Stored data:
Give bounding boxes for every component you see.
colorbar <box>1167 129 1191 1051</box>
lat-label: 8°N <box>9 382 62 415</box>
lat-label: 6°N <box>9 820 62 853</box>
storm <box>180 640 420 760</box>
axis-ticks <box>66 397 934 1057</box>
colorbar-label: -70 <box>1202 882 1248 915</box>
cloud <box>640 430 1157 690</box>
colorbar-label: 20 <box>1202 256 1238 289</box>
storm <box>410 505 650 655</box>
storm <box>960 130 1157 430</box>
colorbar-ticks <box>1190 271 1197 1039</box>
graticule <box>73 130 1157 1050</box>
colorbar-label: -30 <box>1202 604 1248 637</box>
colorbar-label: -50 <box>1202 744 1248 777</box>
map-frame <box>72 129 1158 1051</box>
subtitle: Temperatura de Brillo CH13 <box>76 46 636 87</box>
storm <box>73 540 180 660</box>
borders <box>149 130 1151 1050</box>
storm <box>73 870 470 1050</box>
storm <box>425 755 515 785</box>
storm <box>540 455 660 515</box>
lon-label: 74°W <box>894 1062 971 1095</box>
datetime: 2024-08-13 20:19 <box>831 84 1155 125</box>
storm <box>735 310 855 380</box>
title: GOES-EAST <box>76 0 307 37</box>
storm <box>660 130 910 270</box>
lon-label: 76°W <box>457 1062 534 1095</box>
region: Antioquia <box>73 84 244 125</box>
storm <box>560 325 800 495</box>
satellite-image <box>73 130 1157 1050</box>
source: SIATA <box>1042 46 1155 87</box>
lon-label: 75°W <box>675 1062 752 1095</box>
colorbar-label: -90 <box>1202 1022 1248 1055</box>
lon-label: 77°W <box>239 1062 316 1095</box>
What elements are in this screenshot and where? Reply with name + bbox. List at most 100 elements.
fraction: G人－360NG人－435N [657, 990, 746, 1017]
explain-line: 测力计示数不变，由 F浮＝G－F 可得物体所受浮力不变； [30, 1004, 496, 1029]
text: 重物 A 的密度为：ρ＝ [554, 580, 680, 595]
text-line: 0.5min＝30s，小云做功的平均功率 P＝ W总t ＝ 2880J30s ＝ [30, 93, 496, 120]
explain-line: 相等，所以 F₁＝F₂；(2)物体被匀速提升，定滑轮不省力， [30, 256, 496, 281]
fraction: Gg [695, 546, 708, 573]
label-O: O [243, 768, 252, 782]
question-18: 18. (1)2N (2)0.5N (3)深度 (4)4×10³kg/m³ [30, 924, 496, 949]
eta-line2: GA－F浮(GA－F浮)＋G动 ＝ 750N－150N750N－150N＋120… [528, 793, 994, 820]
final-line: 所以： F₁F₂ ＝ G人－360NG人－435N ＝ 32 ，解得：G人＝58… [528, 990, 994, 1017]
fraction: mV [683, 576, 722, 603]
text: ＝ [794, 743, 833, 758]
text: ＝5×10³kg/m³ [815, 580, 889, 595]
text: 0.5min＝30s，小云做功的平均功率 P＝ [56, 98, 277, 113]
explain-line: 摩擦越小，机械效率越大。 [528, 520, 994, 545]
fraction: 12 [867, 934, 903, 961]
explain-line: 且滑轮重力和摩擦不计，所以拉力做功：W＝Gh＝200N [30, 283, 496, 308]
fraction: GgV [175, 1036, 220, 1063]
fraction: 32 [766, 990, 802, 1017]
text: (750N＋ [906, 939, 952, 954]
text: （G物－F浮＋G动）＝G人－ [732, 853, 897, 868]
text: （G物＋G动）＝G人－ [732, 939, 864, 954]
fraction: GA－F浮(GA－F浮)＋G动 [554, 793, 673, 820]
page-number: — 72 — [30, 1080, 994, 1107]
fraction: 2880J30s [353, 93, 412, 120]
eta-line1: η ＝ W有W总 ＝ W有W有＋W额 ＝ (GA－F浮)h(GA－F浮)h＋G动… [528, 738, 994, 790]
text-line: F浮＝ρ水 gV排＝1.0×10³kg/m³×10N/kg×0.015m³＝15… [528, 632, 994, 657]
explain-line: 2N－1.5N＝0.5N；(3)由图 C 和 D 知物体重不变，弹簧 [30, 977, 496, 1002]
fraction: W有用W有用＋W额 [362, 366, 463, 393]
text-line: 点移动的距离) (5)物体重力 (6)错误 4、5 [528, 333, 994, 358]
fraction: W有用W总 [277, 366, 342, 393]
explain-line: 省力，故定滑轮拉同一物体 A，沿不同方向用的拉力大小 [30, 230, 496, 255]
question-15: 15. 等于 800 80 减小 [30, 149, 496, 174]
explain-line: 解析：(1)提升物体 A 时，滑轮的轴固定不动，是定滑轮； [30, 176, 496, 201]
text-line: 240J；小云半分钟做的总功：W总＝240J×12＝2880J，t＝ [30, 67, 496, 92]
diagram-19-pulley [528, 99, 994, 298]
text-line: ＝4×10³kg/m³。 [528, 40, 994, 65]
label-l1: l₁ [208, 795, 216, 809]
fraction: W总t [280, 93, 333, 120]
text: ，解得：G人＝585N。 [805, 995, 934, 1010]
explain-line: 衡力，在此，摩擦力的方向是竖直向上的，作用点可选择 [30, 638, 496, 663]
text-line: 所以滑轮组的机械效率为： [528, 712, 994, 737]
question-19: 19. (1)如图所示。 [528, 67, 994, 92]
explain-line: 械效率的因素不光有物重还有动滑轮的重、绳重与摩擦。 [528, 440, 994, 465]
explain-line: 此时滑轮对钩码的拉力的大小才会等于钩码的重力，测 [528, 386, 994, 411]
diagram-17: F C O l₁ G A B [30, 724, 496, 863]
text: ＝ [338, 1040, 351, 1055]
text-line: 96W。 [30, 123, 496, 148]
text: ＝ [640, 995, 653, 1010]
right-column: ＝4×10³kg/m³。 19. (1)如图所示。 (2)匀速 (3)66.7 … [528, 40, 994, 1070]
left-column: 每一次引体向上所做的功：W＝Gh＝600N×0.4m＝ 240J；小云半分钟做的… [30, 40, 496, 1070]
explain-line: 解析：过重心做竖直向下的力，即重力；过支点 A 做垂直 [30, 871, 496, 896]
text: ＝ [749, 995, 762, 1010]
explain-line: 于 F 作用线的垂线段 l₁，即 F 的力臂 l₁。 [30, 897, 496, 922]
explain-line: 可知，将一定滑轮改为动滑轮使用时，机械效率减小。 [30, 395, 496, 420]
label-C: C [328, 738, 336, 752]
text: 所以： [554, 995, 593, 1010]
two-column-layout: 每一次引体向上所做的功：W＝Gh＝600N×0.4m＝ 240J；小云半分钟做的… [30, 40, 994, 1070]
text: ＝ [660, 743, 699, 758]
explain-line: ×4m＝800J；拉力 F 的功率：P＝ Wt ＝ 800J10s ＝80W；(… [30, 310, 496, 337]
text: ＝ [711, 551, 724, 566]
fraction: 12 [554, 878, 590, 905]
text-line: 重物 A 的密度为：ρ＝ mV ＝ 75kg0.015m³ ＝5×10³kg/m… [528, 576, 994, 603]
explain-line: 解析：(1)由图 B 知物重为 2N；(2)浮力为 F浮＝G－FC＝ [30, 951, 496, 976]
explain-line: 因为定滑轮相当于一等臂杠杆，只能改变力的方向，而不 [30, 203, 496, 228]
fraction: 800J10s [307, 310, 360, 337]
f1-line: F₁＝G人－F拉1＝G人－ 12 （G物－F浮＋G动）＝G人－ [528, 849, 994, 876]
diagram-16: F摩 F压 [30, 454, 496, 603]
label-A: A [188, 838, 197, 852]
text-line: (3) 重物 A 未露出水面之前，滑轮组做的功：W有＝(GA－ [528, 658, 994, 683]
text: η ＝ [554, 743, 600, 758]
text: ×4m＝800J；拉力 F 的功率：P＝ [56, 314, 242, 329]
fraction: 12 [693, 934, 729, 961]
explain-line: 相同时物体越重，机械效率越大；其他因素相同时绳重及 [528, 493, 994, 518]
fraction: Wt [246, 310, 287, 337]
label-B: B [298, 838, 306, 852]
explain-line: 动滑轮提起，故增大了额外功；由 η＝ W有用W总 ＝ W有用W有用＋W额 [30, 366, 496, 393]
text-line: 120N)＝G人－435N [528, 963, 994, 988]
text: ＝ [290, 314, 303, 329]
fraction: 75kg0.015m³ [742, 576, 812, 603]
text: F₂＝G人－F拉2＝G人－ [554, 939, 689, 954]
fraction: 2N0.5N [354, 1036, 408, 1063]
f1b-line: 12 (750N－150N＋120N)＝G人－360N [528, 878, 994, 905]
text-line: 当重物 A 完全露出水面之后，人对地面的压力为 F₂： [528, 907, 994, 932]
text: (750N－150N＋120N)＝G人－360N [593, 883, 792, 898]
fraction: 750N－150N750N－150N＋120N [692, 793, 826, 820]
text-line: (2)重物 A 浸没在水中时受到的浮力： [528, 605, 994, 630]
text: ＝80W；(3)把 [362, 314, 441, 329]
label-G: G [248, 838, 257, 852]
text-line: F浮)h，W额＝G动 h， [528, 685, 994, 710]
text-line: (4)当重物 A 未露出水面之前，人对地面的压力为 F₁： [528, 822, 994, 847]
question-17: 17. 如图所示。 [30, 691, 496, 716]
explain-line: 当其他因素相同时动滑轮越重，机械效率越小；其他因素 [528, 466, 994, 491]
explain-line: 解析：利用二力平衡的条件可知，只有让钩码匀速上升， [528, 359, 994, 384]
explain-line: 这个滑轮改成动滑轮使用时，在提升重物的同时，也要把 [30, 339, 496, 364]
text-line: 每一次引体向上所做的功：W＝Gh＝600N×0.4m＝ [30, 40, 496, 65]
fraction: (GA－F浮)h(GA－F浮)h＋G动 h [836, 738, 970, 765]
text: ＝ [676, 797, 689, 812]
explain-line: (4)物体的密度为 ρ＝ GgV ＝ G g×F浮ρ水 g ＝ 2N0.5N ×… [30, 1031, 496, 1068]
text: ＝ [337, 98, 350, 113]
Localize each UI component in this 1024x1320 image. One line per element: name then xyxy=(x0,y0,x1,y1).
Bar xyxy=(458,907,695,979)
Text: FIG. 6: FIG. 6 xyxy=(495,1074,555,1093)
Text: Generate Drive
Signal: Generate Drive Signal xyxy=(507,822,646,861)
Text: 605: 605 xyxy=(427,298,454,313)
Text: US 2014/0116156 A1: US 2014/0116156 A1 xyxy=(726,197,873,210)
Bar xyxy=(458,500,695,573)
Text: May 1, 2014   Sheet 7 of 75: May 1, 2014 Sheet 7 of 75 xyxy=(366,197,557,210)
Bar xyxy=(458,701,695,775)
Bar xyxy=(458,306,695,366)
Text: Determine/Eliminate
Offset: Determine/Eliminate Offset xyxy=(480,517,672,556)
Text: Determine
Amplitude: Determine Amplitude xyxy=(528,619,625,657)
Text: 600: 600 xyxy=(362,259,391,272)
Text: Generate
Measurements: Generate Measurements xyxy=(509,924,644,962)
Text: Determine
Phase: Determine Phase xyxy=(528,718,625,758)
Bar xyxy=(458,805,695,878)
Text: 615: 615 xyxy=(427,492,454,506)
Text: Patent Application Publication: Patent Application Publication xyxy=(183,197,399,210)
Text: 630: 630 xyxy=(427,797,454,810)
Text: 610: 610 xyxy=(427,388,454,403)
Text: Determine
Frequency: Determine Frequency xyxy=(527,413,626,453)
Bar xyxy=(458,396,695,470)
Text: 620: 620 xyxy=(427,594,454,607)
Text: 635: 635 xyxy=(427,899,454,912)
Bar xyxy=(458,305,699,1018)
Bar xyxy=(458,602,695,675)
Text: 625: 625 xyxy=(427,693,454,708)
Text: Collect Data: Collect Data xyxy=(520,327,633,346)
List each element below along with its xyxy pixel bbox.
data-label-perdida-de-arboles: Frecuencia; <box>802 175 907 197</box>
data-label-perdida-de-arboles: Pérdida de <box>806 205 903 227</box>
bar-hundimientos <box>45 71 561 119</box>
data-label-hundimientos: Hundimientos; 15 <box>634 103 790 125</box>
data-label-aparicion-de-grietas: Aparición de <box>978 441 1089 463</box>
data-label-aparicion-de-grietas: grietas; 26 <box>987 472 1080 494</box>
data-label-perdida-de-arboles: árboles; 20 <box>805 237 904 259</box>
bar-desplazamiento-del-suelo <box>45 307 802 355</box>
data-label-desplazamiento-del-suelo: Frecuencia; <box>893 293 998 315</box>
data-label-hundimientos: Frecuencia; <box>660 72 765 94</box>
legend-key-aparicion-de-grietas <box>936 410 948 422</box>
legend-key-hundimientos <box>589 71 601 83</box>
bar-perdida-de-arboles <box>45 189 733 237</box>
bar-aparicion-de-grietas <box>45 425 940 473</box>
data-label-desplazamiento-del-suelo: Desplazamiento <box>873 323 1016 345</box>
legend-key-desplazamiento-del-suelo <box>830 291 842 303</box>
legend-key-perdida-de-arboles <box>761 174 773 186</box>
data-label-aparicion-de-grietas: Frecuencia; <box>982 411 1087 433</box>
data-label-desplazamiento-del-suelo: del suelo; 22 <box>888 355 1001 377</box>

*SHORT PROBLEM*: Print the lines from the start of the records through the line containing "graticule <box>73 130 1157 1050</box>", including both of these end lines.

*REPLY TO THE EXERCISE*:
Give bounding boxes for every component you see.
colorbar <box>1167 129 1191 1051</box>
lat-label: 8°N <box>9 382 62 415</box>
lat-label: 6°N <box>9 820 62 853</box>
storm <box>180 640 420 760</box>
axis-ticks <box>66 397 934 1057</box>
colorbar-label: -70 <box>1202 882 1248 915</box>
cloud <box>640 430 1157 690</box>
colorbar-label: 20 <box>1202 256 1238 289</box>
storm <box>410 505 650 655</box>
storm <box>960 130 1157 430</box>
colorbar-ticks <box>1190 271 1197 1039</box>
graticule <box>73 130 1157 1050</box>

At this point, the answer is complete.